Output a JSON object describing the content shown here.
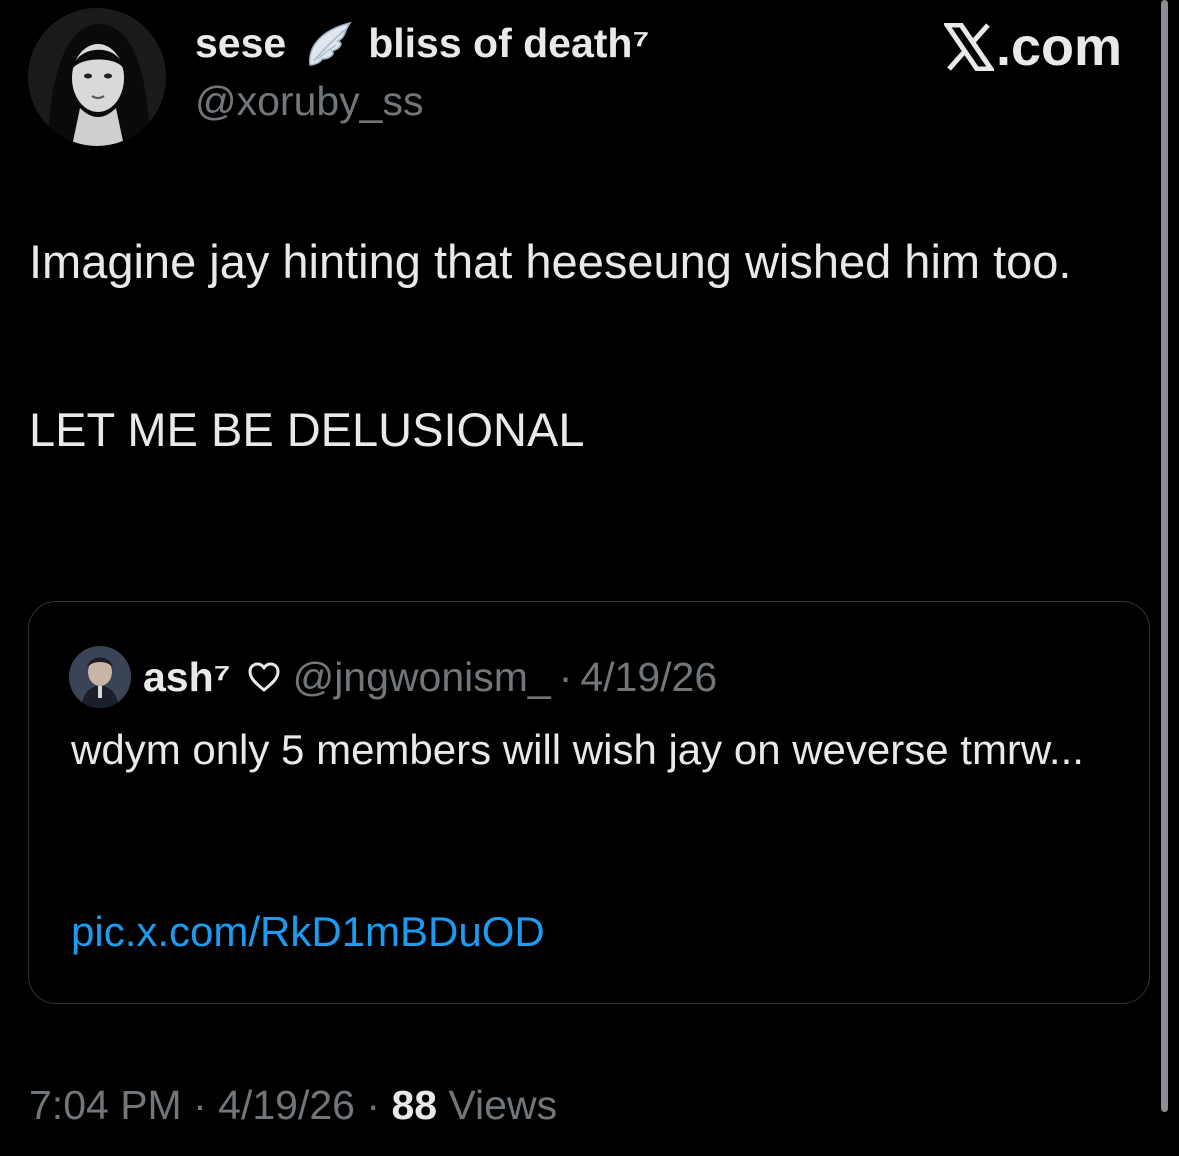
{
  "author": {
    "name_part1": "sese",
    "name_part2": "bliss of death⁷",
    "handle": "@xoruby_ss",
    "name_emoji_icon": "wing-icon",
    "avatar_icon": "profile-photo"
  },
  "site": {
    "label": ".com",
    "logo_icon": "x-logo-icon"
  },
  "tweet": {
    "line1": "Imagine jay hinting that heeseung wished him too.",
    "line2": "LET ME BE DELUSIONAL"
  },
  "quote": {
    "name": "ash⁷",
    "name_icon": "heart-outline-icon",
    "handle": "@jngwonism_",
    "separator": "·",
    "date": "4/19/26",
    "text": "wdym only 5 members will wish jay on weverse tmrw...",
    "link": "pic.x.com/RkD1mBDuOD"
  },
  "meta": {
    "time": "7:04 PM",
    "separator": "·",
    "date": "4/19/26",
    "views_count": "88",
    "views_label": "Views"
  },
  "colors": {
    "background": "#000000",
    "text": "#e7e9ea",
    "muted": "#71767b",
    "link": "#1d9bf0",
    "border": "#2f3336"
  }
}
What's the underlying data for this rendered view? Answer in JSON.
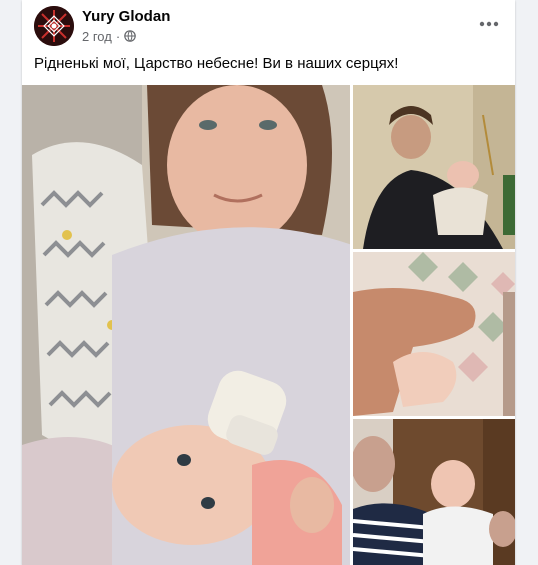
{
  "post": {
    "author": "Yury Glodan",
    "time": "2 год",
    "separator": "·",
    "privacy_icon": "globe-icon",
    "more_icon": "more-horizontal-icon",
    "caption": "Рідненькі мої, Царство небесне! Ви в наших серцях!"
  },
  "colors": {
    "page_bg": "#f0f2f5",
    "card_bg": "#ffffff",
    "name": "#050505",
    "meta": "#65676b"
  },
  "photos": [
    {
      "id": "main",
      "description_icon": "photo-mother-feeding-baby"
    },
    {
      "id": "top-right",
      "description_icon": "photo-man-holding-baby"
    },
    {
      "id": "middle-right",
      "description_icon": "photo-baby-hand"
    },
    {
      "id": "bottom-right",
      "description_icon": "photo-grandmother-with-baby"
    }
  ]
}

Given exercise:
Pictures are excluded; copy every other part of the records exactly.

Task output:
Output a JSON object describing the content shown here.
{
  "author": {
    "name_part1": "sese",
    "name_part2": "bliss of death⁷",
    "handle": "@xoruby_ss",
    "name_emoji_icon": "wing-icon",
    "avatar_icon": "profile-photo"
  },
  "site": {
    "label": ".com",
    "logo_icon": "x-logo-icon"
  },
  "tweet": {
    "line1": "Imagine jay hinting that heeseung wished him too.",
    "line2": "LET ME BE DELUSIONAL"
  },
  "quote": {
    "name": "ash⁷",
    "name_icon": "heart-outline-icon",
    "handle": "@jngwonism_",
    "separator": "·",
    "date": "4/19/26",
    "text": "wdym only 5 members will wish jay on weverse tmrw...",
    "link": "pic.x.com/RkD1mBDuOD"
  },
  "meta": {
    "time": "7:04 PM",
    "separator": "·",
    "date": "4/19/26",
    "views_count": "88",
    "views_label": "Views"
  },
  "colors": {
    "background": "#000000",
    "text": "#e7e9ea",
    "muted": "#71767b",
    "link": "#1d9bf0",
    "border": "#2f3336"
  }
}
What's the underlying data for this rendered view? Answer in JSON.
{
  "post": {
    "author": "Yury Glodan",
    "time": "2 год",
    "separator": "·",
    "privacy_icon": "globe-icon",
    "more_icon": "more-horizontal-icon",
    "caption": "Рідненькі мої, Царство небесне! Ви в наших серцях!"
  },
  "colors": {
    "page_bg": "#f0f2f5",
    "card_bg": "#ffffff",
    "name": "#050505",
    "meta": "#65676b"
  },
  "photos": [
    {
      "id": "main",
      "description_icon": "photo-mother-feeding-baby"
    },
    {
      "id": "top-right",
      "description_icon": "photo-man-holding-baby"
    },
    {
      "id": "middle-right",
      "description_icon": "photo-baby-hand"
    },
    {
      "id": "bottom-right",
      "description_icon": "photo-grandmother-with-baby"
    }
  ]
}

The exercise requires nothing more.